◆ Texte de lecture:

◇ ◇ ◇

Ce sont les types en usage dans la vie ordinaire, les Blancs, les Noirs, les Arabo-Berbères, les asiatiques, et il faudrait une rubrique « autre » et une rubrique « ne souhaite pas répondre » pour préserver la liberté des personnes interrogées. Ces rubriques doivent faire l’objet d’un large débat au sein de la Nation.
Pourquoi compter les Noirs ?
Les gens qu’on ne compte pas sont les gens qui ne comptent pas. Il est donc problématique de ne pas prendre en compte les populations noires dans les bases de données de l’INSEE. Si l’on refusait de compter les femmes dans la vie politique en France, comment saurait-on si la parité est respectée ? Et si l’on refuse de compter les Noirs, comment saura-t-on si la diversité est respectée dans le monde du travail ?
N’y a-t-il pas un risque de fichage policier comme pendant la seconde guerre mondiale ?

◇ ◇ ◇

◆ Liste des données:
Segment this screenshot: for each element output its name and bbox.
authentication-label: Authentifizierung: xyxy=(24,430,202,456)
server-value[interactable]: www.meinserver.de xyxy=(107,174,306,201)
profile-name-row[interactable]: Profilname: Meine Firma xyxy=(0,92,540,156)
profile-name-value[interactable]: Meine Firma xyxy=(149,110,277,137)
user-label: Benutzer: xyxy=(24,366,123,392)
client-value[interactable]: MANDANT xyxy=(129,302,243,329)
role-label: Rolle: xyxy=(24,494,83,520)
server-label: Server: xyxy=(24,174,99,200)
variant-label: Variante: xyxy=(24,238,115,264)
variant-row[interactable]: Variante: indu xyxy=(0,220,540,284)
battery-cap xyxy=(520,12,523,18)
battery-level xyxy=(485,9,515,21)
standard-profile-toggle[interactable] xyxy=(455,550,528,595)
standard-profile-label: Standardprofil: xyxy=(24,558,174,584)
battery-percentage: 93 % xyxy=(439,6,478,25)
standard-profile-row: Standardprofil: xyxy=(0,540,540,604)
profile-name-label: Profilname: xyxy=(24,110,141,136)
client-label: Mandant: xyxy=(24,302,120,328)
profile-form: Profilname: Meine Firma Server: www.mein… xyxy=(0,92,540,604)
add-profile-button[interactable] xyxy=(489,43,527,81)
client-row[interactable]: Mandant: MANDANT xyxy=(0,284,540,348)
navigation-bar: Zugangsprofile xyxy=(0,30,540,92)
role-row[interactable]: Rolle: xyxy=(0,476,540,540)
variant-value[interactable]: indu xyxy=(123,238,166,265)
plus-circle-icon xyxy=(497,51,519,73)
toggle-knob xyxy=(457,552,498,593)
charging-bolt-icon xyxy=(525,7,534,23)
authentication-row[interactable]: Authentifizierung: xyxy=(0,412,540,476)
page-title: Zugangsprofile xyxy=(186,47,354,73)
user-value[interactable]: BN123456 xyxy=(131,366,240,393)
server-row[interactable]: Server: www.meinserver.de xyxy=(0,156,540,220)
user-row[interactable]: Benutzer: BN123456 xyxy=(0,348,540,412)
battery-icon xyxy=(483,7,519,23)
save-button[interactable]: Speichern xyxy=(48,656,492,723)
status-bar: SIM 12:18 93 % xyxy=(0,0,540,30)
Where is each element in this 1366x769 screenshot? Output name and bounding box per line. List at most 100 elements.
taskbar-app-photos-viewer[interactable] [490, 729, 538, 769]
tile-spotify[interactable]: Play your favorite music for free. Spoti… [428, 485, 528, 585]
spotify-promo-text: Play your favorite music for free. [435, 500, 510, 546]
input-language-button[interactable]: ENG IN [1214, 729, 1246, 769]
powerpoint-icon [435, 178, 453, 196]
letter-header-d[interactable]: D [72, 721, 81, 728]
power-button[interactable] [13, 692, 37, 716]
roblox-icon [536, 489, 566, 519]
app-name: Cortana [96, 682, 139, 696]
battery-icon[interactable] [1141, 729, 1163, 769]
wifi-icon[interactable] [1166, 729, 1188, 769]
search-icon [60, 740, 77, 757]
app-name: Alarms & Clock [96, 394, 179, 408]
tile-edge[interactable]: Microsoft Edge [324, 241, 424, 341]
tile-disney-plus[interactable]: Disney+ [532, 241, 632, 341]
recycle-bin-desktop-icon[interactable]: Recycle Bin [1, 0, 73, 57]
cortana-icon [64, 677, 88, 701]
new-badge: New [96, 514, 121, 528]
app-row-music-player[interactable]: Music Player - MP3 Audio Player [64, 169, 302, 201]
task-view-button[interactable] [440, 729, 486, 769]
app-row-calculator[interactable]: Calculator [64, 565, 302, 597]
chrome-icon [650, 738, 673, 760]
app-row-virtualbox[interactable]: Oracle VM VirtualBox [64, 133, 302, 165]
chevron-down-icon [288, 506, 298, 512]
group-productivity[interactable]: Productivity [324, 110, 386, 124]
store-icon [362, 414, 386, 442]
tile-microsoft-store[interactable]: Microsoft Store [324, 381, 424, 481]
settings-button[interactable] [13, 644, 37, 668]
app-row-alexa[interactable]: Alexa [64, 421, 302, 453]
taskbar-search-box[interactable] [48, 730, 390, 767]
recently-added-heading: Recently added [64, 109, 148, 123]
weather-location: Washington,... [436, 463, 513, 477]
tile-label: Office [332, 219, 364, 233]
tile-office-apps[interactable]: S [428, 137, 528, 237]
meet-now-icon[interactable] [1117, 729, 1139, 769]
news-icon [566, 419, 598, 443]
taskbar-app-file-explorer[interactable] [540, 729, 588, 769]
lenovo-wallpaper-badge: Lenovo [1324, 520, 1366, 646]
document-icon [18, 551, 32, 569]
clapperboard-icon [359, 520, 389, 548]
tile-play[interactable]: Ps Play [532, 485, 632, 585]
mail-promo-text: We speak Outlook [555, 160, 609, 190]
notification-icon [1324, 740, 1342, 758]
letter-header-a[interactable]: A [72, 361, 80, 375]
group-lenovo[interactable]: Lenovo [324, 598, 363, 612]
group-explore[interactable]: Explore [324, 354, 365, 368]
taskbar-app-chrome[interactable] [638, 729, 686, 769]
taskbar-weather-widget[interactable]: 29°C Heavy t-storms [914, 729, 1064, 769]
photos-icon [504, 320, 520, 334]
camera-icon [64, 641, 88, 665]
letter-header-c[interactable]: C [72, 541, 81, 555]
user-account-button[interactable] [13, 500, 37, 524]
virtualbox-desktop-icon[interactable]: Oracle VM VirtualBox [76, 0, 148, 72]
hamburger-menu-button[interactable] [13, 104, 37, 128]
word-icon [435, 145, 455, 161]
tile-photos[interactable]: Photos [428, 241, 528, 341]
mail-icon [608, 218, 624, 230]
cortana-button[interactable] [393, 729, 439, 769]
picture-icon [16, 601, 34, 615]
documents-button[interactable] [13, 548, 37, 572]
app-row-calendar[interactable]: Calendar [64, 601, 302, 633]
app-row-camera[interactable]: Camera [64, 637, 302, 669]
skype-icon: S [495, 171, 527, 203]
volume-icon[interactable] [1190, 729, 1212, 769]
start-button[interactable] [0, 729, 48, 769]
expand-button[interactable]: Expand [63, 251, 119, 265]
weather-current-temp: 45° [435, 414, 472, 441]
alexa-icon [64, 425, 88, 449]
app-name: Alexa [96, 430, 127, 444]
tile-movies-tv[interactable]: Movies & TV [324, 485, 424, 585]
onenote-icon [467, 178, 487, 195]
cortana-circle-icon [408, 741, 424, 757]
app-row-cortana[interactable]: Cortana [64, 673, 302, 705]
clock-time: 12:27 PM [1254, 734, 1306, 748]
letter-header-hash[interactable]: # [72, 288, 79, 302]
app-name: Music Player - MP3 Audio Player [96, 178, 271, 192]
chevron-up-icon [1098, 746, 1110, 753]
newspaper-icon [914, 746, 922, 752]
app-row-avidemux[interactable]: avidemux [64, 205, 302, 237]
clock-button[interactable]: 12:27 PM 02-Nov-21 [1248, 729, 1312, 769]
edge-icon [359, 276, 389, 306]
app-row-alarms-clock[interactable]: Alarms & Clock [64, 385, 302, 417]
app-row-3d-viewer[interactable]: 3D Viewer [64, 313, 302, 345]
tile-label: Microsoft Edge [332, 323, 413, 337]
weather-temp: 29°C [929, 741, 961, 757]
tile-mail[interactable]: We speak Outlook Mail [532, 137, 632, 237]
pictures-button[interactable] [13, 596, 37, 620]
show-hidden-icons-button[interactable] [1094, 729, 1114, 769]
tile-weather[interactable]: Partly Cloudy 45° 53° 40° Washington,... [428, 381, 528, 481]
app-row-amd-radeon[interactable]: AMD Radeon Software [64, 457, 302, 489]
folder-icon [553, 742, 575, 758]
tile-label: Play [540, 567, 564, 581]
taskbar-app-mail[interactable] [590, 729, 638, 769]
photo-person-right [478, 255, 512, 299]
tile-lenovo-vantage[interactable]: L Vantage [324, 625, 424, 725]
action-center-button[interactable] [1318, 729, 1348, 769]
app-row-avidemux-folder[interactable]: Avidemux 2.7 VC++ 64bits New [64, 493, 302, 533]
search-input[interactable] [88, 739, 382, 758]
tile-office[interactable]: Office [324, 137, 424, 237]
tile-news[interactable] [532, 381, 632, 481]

◇ ◇ ◇

◆ Travail à faire:
1. Dans le texte de lecture, relevez tous les types en usage dans la vie ordinaire qui y sont cités.
2. Réécrivez sous forme de liste le paragraphe du texte de lecture qui commence par « Les gens qu’on ne compte pas », en gardant ses idées principales.
3. Recopiez un passage du texte de lecture : commencez aux mots « Les gens qu’on » et arrêtez-vous après « guerre mondiale ? ».
Pour répondre, appuyez-vous uniquement sur le texte de lecture.

◆ Réponses rédigées:
1. Les Blancs, les Noirs, les Arabo-Berbères, les asiatiques.

2.
- Les gens qu’on ne compte pas sont ceux qui ne comptent pas.
- Il est donc problématique que les bases de données de l’INSEE ne prennent pas en compte les populations noires.
- Sans compter les femmes dans la vie politique, on ne pourrait pas savoir si la parité est respectée.
- De même, sans compter les Noirs, on ne peut pas savoir si la diversité est respectée dans le monde du travail.

3.
Les gens qu’on ne compte pas sont les gens qui ne comptent pas. Il est donc problématique de ne pas prendre en compte les populations noires dans les bases de données de l’INSEE. Si l’on refusait de compter les femmes dans la vie politique en France, comment saurait-on si la parité est respectée ? Et si l’on refuse de compter les Noirs, comment saura-t-on si la diversité est respectée dans le monde du travail ?
N’y a-t-il pas un risque de fichage policier comme pendant la seconde guerre mondiale ?